What is being asked: Make an exact copy of each entry, leaving out every picture.

--- START OF Listed records ---

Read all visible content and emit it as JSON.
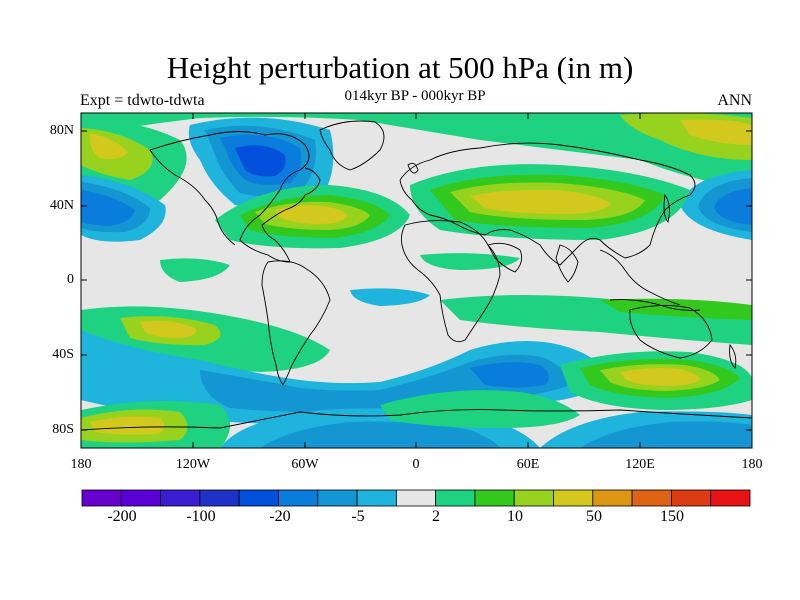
{
  "title": "Height perturbation at 500 hPa (in m)",
  "subtitle": "014kyr BP - 000kyr BP",
  "left_label": "Expt = tdwto-tdwta",
  "right_label": "ANN",
  "lat_ticks": [
    "80N",
    "40N",
    "0",
    "40S",
    "80S"
  ],
  "lon_ticks": [
    "180",
    "120W",
    "60W",
    "0",
    "60E",
    "120E",
    "180"
  ],
  "colorbar": {
    "colors": [
      "#6600cc",
      "#5a00d6",
      "#3c1ed2",
      "#1e32c8",
      "#0050dc",
      "#0a7ddc",
      "#1496d2",
      "#1eb4dc",
      "#e6e6e6",
      "#1ed282",
      "#32c81e",
      "#96d21e",
      "#d2c81e",
      "#dc9614",
      "#dc6414",
      "#dc3c14",
      "#e61414"
    ],
    "labels": [
      "-200",
      "-100",
      "-20",
      "-5",
      "2",
      "10",
      "50",
      "150"
    ]
  },
  "colors": {
    "neutral": "#e6e6e6",
    "light_green": "#1ed282",
    "green": "#32c81e",
    "yellow_green": "#96d21e",
    "yellow": "#d2c81e",
    "light_blue": "#1eb4dc",
    "blue": "#1496d2",
    "mid_blue": "#0a7ddc",
    "dark_blue": "#0050dc"
  }
}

--- END OF Listed records ---

The reply:
Read all visible content and emit it as JSON.
{
  "title": "Height perturbation at 500 hPa (in m)",
  "subtitle": "014kyr BP - 000kyr BP",
  "left_label": "Expt = tdwto-tdwta",
  "right_label": "ANN",
  "lat_ticks": [
    "80N",
    "40N",
    "0",
    "40S",
    "80S"
  ],
  "lon_ticks": [
    "180",
    "120W",
    "60W",
    "0",
    "60E",
    "120E",
    "180"
  ],
  "colorbar": {
    "colors": [
      "#6600cc",
      "#5a00d6",
      "#3c1ed2",
      "#1e32c8",
      "#0050dc",
      "#0a7ddc",
      "#1496d2",
      "#1eb4dc",
      "#e6e6e6",
      "#1ed282",
      "#32c81e",
      "#96d21e",
      "#d2c81e",
      "#dc9614",
      "#dc6414",
      "#dc3c14",
      "#e61414"
    ],
    "labels": [
      "-200",
      "-100",
      "-20",
      "-5",
      "2",
      "10",
      "50",
      "150"
    ]
  },
  "colors": {
    "neutral": "#e6e6e6",
    "light_green": "#1ed282",
    "green": "#32c81e",
    "yellow_green": "#96d21e",
    "yellow": "#d2c81e",
    "light_blue": "#1eb4dc",
    "blue": "#1496d2",
    "mid_blue": "#0a7ddc",
    "dark_blue": "#0050dc"
  }
}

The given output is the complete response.